**TASK BRIEF:**
In the listing below, locate the lines that hold the string "Kindsbach". Copy those lines.

**SUPPLIED MATERIAL:**
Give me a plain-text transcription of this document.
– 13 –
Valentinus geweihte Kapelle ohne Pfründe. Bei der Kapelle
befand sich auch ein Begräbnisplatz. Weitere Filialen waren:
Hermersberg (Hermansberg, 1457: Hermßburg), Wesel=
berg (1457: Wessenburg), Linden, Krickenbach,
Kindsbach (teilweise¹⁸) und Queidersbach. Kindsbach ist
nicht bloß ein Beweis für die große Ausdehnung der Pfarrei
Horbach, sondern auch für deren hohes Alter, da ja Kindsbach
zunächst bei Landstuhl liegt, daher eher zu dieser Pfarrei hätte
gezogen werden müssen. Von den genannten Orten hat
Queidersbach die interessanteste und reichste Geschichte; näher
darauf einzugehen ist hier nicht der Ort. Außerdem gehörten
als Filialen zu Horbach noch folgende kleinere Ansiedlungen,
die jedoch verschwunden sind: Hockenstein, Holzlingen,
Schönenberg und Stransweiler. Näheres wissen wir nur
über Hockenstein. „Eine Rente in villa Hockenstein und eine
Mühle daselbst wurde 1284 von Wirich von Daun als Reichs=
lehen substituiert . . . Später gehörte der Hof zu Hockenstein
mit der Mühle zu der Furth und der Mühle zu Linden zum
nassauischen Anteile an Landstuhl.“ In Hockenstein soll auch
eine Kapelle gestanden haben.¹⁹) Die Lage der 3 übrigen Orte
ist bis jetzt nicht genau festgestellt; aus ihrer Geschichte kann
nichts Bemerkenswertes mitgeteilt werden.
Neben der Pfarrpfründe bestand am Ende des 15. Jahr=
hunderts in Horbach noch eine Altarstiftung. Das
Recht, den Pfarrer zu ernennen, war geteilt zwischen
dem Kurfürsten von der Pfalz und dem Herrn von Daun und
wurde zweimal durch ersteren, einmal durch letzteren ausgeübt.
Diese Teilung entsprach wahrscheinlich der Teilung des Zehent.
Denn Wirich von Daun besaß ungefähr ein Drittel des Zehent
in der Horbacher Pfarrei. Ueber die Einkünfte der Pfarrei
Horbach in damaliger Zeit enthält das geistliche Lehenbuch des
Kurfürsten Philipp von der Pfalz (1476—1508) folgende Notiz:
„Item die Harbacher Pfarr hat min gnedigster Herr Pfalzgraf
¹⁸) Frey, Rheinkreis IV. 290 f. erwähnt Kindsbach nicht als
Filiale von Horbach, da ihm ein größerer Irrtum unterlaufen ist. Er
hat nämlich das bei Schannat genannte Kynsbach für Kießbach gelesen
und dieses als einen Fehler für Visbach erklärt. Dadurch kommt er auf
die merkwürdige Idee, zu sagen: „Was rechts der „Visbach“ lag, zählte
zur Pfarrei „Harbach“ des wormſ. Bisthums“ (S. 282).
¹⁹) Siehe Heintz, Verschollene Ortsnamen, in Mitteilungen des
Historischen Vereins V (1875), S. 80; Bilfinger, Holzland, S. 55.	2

**FINISHED TASK:**
Kindsbach (teilweise¹⁸) und Queidersbach. Kindsbach ist
Horbach, sondern auch für deren hohes Alter, da ja Kindsbach
¹⁸) Frey, Rheinkreis IV. 290 f. erwähnt Kindsbach nicht als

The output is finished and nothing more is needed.